• PROVIDED RECORDS:
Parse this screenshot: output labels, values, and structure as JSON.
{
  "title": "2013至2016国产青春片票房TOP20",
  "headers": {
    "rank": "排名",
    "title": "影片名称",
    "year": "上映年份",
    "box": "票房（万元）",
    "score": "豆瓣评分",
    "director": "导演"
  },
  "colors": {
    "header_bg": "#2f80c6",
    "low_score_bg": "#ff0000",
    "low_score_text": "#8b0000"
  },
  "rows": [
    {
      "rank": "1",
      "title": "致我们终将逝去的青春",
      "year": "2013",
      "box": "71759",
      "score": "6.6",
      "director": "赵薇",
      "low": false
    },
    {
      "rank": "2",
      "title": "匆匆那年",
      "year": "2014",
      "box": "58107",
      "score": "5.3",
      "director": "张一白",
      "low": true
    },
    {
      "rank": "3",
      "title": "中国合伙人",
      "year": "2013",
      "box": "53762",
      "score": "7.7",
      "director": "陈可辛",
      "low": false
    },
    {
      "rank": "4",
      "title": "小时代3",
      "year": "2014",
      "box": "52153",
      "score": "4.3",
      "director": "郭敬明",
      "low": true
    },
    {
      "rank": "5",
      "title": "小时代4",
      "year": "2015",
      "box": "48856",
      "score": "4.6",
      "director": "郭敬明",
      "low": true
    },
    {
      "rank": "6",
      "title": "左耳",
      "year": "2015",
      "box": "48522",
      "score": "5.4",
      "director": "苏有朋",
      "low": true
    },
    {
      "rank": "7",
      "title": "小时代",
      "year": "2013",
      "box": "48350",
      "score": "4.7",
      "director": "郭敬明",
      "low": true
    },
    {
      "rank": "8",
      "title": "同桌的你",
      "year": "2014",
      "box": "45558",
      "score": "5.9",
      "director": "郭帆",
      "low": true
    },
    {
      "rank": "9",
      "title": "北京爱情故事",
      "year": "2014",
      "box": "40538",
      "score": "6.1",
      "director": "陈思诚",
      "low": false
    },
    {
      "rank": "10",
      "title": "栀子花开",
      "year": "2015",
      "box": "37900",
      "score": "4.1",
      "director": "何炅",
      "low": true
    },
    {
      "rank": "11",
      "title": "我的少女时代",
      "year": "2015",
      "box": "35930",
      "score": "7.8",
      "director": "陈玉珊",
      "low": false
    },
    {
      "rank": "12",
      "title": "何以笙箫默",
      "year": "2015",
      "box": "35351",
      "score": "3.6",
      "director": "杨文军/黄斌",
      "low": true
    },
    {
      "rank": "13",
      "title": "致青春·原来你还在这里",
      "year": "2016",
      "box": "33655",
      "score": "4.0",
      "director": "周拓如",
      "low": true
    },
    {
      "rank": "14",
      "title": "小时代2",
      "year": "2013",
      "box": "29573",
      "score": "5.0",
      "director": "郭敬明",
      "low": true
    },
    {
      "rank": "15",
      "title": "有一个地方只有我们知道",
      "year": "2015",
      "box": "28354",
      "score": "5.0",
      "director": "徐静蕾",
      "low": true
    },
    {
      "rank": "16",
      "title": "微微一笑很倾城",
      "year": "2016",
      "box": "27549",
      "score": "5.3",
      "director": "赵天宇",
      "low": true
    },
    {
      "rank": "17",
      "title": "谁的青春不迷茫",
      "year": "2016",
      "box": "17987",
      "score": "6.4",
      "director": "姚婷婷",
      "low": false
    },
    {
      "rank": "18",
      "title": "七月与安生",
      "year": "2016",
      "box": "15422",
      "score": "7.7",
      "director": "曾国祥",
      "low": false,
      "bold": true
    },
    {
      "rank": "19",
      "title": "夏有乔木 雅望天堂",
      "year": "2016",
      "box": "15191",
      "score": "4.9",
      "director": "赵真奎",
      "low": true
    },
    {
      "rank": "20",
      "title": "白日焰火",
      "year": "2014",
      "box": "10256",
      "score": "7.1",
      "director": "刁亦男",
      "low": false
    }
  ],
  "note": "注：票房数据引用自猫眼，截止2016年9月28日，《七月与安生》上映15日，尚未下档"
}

• THE REQUEST: Copy out the full listing exactly.

• CORRECT RESULT:
Parse this screenshot: output labels, values, and structure as JSON.
{
  "title": "2013至2016国产青春片票房TOP20",
  "headers": {
    "rank": "排名",
    "title": "影片名称",
    "year": "上映年份",
    "box": "票房（万元）",
    "score": "豆瓣评分",
    "director": "导演"
  },
  "colors": {
    "header_bg": "#2f80c6",
    "low_score_bg": "#ff0000",
    "low_score_text": "#8b0000"
  },
  "rows": [
    {
      "rank": "1",
      "title": "致我们终将逝去的青春",
      "year": "2013",
      "box": "71759",
      "score": "6.6",
      "director": "赵薇",
      "low": false
    },
    {
      "rank": "2",
      "title": "匆匆那年",
      "year": "2014",
      "box": "58107",
      "score": "5.3",
      "director": "张一白",
      "low": true
    },
    {
      "rank": "3",
      "title": "中国合伙人",
      "year": "2013",
      "box": "53762",
      "score": "7.7",
      "director": "陈可辛",
      "low": false
    },
    {
      "rank": "4",
      "title": "小时代3",
      "year": "2014",
      "box": "52153",
      "score": "4.3",
      "director": "郭敬明",
      "low": true
    },
    {
      "rank": "5",
      "title": "小时代4",
      "year": "2015",
      "box": "48856",
      "score": "4.6",
      "director": "郭敬明",
      "low": true
    },
    {
      "rank": "6",
      "title": "左耳",
      "year": "2015",
      "box": "48522",
      "score": "5.4",
      "director": "苏有朋",
      "low": true
    },
    {
      "rank": "7",
      "title": "小时代",
      "year": "2013",
      "box": "48350",
      "score": "4.7",
      "director": "郭敬明",
      "low": true
    },
    {
      "rank": "8",
      "title": "同桌的你",
      "year": "2014",
      "box": "45558",
      "score": "5.9",
      "director": "郭帆",
      "low": true
    },
    {
      "rank": "9",
      "title": "北京爱情故事",
      "year": "2014",
      "box": "40538",
      "score": "6.1",
      "director": "陈思诚",
      "low": false
    },
    {
      "rank": "10",
      "title": "栀子花开",
      "year": "2015",
      "box": "37900",
      "score": "4.1",
      "director": "何炅",
      "low": true
    },
    {
      "rank": "11",
      "title": "我的少女时代",
      "year": "2015",
      "box": "35930",
      "score": "7.8",
      "director": "陈玉珊",
      "low": false
    },
    {
      "rank": "12",
      "title": "何以笙箫默",
      "year": "2015",
      "box": "35351",
      "score": "3.6",
      "director": "杨文军/黄斌",
      "low": true
    },
    {
      "rank": "13",
      "title": "致青春·原来你还在这里",
      "year": "2016",
      "box": "33655",
      "score": "4.0",
      "director": "周拓如",
      "low": true
    },
    {
      "rank": "14",
      "title": "小时代2",
      "year": "2013",
      "box": "29573",
      "score": "5.0",
      "director": "郭敬明",
      "low": true
    },
    {
      "rank": "15",
      "title": "有一个地方只有我们知道",
      "year": "2015",
      "box": "28354",
      "score": "5.0",
      "director": "徐静蕾",
      "low": true
    },
    {
      "rank": "16",
      "title": "微微一笑很倾城",
      "year": "2016",
      "box": "27549",
      "score": "5.3",
      "director": "赵天宇",
      "low": true
    },
    {
      "rank": "17",
      "title": "谁的青春不迷茫",
      "year": "2016",
      "box": "17987",
      "score": "6.4",
      "director": "姚婷婷",
      "low": false
    },
    {
      "rank": "18",
      "title": "七月与安生",
      "year": "2016",
      "box": "15422",
      "score": "7.7",
      "director": "曾国祥",
      "low": false,
      "bold": true
    },
    {
      "rank": "19",
      "title": "夏有乔木 雅望天堂",
      "year": "2016",
      "box": "15191",
      "score": "4.9",
      "director": "赵真奎",
      "low": true
    },
    {
      "rank": "20",
      "title": "白日焰火",
      "year": "2014",
      "box": "10256",
      "score": "7.1",
      "director": "刁亦男",
      "low": false
    }
  ],
  "note": "注：票房数据引用自猫眼，截止2016年9月28日，《七月与安生》上映15日，尚未下档"
}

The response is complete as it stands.